Your instructions:
Locate every line in the material below that has the word "Charging". Copy each of those lines.

Entries:
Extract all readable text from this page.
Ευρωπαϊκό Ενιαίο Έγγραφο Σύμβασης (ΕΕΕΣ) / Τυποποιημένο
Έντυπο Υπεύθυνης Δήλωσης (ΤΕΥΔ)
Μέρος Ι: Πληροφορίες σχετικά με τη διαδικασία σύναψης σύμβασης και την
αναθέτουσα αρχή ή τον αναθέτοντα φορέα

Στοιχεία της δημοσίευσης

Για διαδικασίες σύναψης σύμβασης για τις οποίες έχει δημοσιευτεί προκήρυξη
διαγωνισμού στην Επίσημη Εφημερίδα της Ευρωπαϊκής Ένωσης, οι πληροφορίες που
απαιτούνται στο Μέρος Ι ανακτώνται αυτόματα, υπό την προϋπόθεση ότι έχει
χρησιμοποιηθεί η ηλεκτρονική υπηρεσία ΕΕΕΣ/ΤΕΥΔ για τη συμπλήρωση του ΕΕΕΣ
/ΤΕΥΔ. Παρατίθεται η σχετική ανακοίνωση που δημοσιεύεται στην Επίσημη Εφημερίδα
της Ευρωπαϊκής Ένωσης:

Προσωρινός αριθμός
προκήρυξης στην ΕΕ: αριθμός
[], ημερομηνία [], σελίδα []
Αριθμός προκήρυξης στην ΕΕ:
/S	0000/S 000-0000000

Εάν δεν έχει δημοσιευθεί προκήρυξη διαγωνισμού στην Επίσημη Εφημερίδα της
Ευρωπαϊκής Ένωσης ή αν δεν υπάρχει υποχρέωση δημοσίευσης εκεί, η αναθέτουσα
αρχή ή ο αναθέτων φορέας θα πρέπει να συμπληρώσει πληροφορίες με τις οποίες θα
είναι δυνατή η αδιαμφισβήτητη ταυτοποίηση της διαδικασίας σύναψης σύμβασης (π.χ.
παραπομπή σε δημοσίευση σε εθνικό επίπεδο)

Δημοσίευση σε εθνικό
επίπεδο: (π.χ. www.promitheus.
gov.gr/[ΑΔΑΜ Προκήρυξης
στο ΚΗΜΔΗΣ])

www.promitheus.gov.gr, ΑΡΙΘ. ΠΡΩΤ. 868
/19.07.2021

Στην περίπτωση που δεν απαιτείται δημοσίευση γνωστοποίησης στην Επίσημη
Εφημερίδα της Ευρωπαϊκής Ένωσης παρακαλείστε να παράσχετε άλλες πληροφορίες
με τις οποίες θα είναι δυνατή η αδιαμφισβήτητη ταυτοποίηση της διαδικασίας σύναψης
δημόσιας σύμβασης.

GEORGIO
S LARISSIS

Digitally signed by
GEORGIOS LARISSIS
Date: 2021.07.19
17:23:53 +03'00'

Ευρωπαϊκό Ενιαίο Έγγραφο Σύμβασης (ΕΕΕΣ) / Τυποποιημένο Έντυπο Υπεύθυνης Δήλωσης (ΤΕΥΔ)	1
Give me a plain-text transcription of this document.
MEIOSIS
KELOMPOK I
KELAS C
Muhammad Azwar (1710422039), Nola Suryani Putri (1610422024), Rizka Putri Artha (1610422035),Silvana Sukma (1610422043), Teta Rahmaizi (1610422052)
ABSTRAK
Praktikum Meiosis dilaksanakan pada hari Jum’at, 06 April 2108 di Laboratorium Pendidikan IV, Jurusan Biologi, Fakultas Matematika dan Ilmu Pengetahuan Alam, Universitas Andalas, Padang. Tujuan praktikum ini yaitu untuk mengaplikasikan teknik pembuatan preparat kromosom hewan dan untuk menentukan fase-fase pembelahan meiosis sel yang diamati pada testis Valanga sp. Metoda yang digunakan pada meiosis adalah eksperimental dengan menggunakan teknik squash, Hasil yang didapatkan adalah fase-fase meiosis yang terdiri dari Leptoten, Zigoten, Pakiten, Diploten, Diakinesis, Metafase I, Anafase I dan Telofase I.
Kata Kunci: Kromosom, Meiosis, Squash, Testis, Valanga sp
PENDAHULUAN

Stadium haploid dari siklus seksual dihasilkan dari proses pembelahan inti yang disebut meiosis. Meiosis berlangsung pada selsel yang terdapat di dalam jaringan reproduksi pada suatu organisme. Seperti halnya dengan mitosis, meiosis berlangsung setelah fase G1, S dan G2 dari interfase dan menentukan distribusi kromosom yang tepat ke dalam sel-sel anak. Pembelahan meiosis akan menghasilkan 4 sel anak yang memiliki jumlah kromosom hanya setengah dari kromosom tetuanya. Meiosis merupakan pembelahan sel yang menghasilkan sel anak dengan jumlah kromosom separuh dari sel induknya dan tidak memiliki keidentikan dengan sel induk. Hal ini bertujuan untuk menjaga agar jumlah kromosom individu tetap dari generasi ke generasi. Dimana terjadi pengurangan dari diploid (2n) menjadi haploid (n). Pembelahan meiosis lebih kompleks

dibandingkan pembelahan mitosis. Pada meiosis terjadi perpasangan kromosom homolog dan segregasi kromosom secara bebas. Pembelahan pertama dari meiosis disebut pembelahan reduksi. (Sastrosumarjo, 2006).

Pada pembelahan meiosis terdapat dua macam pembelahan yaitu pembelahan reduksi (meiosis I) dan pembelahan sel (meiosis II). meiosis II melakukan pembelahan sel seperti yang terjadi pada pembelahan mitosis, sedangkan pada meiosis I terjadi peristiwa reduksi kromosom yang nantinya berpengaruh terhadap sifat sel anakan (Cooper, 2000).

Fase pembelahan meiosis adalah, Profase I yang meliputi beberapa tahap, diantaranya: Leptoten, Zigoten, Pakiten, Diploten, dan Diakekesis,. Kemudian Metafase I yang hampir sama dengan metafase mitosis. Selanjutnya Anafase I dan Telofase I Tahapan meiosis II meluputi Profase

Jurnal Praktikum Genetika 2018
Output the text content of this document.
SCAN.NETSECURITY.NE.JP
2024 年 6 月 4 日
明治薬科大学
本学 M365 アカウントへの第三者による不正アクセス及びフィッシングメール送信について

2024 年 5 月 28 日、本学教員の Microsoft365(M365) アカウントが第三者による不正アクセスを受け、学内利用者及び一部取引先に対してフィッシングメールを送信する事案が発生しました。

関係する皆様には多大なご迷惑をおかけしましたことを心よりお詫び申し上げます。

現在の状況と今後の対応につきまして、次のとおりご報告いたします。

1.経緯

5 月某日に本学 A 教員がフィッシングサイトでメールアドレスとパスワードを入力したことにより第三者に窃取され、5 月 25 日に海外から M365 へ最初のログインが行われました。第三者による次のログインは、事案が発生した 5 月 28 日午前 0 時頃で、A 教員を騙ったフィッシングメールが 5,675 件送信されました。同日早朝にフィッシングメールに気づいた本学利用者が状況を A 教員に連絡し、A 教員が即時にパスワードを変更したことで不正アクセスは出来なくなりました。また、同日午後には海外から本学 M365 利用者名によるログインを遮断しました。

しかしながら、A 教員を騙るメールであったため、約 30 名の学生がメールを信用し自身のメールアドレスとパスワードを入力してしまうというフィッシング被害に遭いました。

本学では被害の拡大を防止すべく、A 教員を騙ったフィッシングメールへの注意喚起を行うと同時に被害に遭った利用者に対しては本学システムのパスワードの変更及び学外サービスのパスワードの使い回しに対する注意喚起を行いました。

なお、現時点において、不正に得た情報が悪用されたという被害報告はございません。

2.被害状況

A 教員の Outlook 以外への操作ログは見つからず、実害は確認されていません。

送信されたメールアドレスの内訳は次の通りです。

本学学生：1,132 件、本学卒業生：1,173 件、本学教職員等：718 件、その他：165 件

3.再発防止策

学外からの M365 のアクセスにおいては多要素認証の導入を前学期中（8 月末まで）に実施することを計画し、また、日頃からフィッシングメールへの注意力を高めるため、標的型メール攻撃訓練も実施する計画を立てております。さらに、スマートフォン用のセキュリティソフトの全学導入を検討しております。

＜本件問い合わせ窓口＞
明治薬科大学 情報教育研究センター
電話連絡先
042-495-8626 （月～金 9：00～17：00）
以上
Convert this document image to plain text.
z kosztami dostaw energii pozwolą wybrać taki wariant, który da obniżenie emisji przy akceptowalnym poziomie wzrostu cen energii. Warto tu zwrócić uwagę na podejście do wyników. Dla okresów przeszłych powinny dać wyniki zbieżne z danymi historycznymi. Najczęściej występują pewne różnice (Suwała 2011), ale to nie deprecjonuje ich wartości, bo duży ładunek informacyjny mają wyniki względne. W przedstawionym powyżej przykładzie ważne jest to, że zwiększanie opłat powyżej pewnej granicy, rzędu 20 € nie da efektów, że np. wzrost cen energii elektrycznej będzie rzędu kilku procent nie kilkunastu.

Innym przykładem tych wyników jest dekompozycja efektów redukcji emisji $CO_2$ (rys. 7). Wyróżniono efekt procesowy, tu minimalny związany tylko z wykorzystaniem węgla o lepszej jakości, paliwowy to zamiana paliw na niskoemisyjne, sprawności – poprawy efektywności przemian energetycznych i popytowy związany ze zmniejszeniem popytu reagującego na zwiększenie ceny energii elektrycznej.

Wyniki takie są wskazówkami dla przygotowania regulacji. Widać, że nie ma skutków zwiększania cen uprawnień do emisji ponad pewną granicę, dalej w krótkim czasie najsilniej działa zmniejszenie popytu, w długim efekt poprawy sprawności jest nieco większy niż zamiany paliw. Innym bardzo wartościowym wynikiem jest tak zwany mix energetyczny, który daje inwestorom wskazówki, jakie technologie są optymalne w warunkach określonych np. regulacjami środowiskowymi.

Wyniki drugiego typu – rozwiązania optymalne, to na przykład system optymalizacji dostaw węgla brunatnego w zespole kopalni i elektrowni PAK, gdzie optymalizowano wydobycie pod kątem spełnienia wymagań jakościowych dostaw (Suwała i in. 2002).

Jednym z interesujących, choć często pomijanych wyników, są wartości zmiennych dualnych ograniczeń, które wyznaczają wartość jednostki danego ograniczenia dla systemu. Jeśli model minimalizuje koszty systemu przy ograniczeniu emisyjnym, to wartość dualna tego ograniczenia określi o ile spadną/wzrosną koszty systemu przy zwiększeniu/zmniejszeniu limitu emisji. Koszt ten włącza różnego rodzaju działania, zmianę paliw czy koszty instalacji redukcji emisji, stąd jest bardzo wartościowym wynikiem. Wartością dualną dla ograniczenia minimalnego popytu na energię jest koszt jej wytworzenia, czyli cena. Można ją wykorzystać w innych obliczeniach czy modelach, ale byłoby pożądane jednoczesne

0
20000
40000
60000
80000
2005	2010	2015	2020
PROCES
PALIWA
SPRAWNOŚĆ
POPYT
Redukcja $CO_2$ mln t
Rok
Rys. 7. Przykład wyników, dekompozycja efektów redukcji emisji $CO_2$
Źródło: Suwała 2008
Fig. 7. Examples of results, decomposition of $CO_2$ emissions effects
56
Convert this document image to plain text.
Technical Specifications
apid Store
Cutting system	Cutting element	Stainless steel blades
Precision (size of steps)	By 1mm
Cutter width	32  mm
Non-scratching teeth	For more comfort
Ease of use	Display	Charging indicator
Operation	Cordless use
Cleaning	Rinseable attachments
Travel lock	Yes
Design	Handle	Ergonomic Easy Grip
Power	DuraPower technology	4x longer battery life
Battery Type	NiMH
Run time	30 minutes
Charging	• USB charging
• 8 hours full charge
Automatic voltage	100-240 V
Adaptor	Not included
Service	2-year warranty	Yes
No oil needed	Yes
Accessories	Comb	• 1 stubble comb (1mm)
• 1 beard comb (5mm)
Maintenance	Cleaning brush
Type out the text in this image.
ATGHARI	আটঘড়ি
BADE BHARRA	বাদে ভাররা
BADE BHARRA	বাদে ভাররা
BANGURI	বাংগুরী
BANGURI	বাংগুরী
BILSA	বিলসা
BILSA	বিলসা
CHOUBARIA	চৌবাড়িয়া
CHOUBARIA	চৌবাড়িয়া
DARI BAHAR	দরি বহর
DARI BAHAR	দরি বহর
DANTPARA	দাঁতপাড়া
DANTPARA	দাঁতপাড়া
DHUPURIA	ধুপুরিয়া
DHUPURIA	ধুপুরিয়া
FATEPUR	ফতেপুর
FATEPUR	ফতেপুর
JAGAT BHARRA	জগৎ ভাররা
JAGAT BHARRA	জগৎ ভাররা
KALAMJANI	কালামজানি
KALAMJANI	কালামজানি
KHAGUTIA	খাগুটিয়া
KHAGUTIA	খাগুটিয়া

The response:
Ease of use	Display	Charging indicator
Charging	• USB charging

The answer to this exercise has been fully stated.